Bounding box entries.
---*---

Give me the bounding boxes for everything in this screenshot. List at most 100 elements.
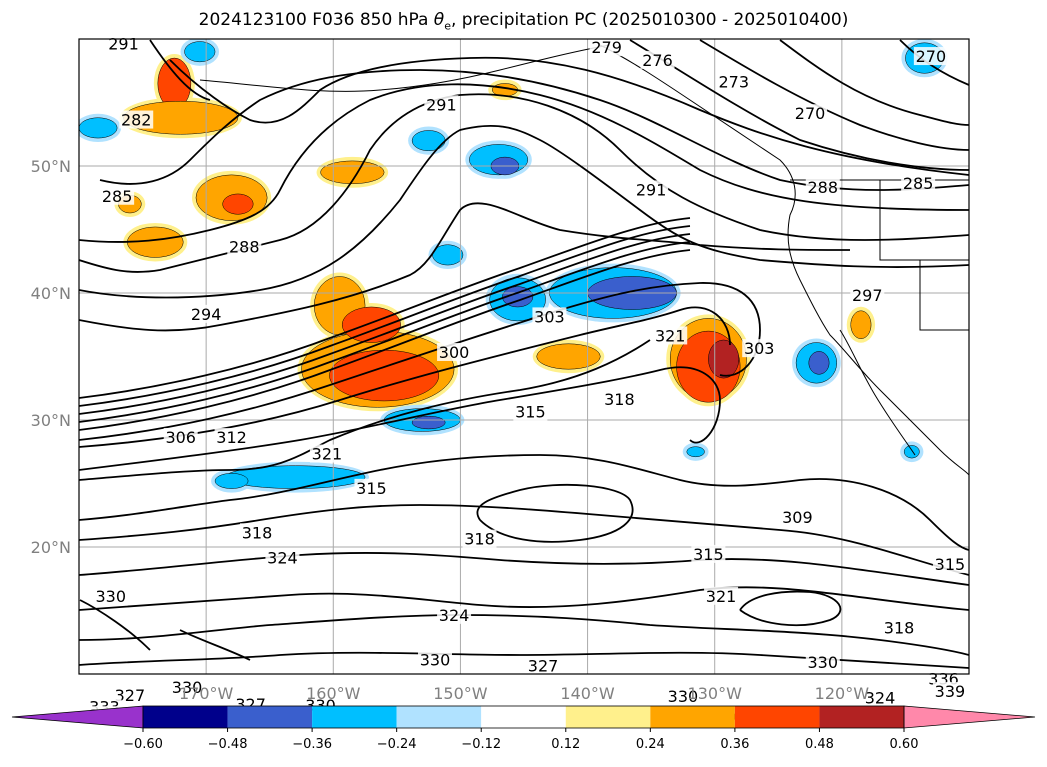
lat-tick-label: 40°N [31,284,71,303]
lat-tick-label: 20°N [31,538,71,557]
contour-label-bg [513,402,548,421]
colorbar-tick-label: −0.60 [123,737,163,752]
contour-line [149,39,969,171]
contour-label-bg [913,47,948,66]
contour-label: 318 [604,390,635,409]
axis-tick-labels: 50°N 40°N 30°N 20°N 170°W 160°W 150°W 140°W 130°… [31,157,870,703]
contour-label: 327 [115,686,146,705]
colorbar-frame [142,705,905,729]
contour-label-bg [805,177,840,196]
contour-label-bg [437,605,472,624]
contour-line [79,454,969,551]
contour-label-bg [691,544,726,563]
colorbar-tick-label: −0.36 [292,737,332,752]
contour-label-bg [793,104,828,123]
contour-label-bg [640,50,675,69]
contour-label: 294 [191,305,222,324]
lon-tick-label: 130°W [688,684,743,703]
chart-title: 2024123100 F036 850 hPa θe, precipitatio… [0,10,1047,32]
contour-label: 291 [636,180,667,199]
contour-label-bg [716,72,751,91]
contour-label: 315 [356,479,387,498]
lon-tick-label: 150°W [433,684,488,703]
contour-line [79,217,691,399]
shading-patch [411,130,446,152]
contour-label-bg [589,38,624,57]
theta-subscript: e [444,19,451,33]
coastline [839,329,916,456]
lat-lon-gridlines [79,39,969,674]
colorbar-tick-label: −0.12 [461,737,501,752]
contour-label-bg [418,650,452,669]
contour-label: 327 [528,657,559,676]
contour-label-bg [119,110,154,129]
contour-label: 288 [229,238,260,257]
contour-line [79,339,651,481]
shading-patch [79,117,118,139]
colorbar-tick-label: −0.24 [377,737,417,752]
contour-label-bg [665,687,700,706]
colorbar-tick-label: 0.60 [890,737,919,752]
contour-label: 318 [884,619,915,638]
contour-label-bg [932,682,967,701]
contour-line [699,39,969,151]
title-suffix: , precipitation PC (2025010300 - 2025010… [450,10,849,30]
contour-label-bg [882,618,917,637]
lon-tick-label: 170°W [179,684,234,703]
contour-label-bg [437,342,472,361]
contour-label: 330 [668,687,699,706]
theta-e-contours [79,39,969,669]
contour-line [169,56,969,176]
contour-label: 321 [312,445,343,464]
shading-patch [536,343,601,370]
contour-label: 330 [420,650,451,669]
contour-line [739,590,842,627]
contour-line [79,83,969,243]
contour-label: 324 [439,606,470,625]
contour-label-bg [901,174,936,193]
contour-label-bg [100,186,135,205]
contour-label: 318 [242,523,273,542]
colorbar-swatch [143,706,228,728]
contour-line [79,306,731,448]
contour-label: 303 [534,307,565,326]
colorbar-swatch [819,706,904,728]
contour-label-bg [634,180,669,199]
contour-label: 315 [935,555,966,574]
precip-shading [79,39,948,493]
contour-line [79,124,969,299]
contour-line [79,202,851,332]
contour-label-bg [354,478,389,497]
colorbar: −0.60 −0.48 −0.36 −0.24 −0.12 0.12 0.24 0.36 0.4… [11,705,1036,752]
coastline [199,44,611,92]
colorbar-swatch [312,706,397,728]
contour-label: 318 [464,530,495,549]
contour-label: 330 [96,587,127,606]
contour-label-bg [265,548,300,567]
contour-label: 279 [591,38,622,57]
contour-label-bg [704,586,739,605]
shading-patch [808,351,830,375]
shading-patch [214,473,249,489]
coastlines [199,44,969,476]
contour-label-bg [602,389,637,408]
contour-label-bg [93,586,128,605]
shading-patch [502,286,534,308]
shading-patch [686,446,705,458]
contour-label: 321 [655,326,686,345]
shading-patch [850,310,872,339]
contour-label-bg [170,678,205,697]
contour-line [79,586,969,611]
shading-patch [184,41,216,63]
contour-label-bg [526,656,561,675]
colorbar-tick-label: 0.48 [805,737,834,752]
contour-label-bg [850,285,885,304]
contour-label: 324 [865,688,896,707]
contour-line [79,233,691,415]
contour-label: 285 [102,187,133,206]
contour-label-bg [462,529,497,548]
shading-patch [222,193,254,215]
contour-label-bg [309,444,344,463]
contour-label-bg [227,237,262,256]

---*---

Task description. Copy out the entries above word for word, beginning with the line containing "lat-tick-label: 40°N [31,284,71,303]" and ending with the line containing "contour-label: 318 [604,390,635,409]", both lines included.

Response to this task.
lat-tick-label: 40°N [31,284,71,303]
lat-tick-label: 20°N [31,538,71,557]
contour-label-bg [513,402,548,421]
colorbar-tick-label: −0.60 [123,737,163,752]
contour-line [149,39,969,171]
contour-label-bg [913,47,948,66]
contour-label: 318 [604,390,635,409]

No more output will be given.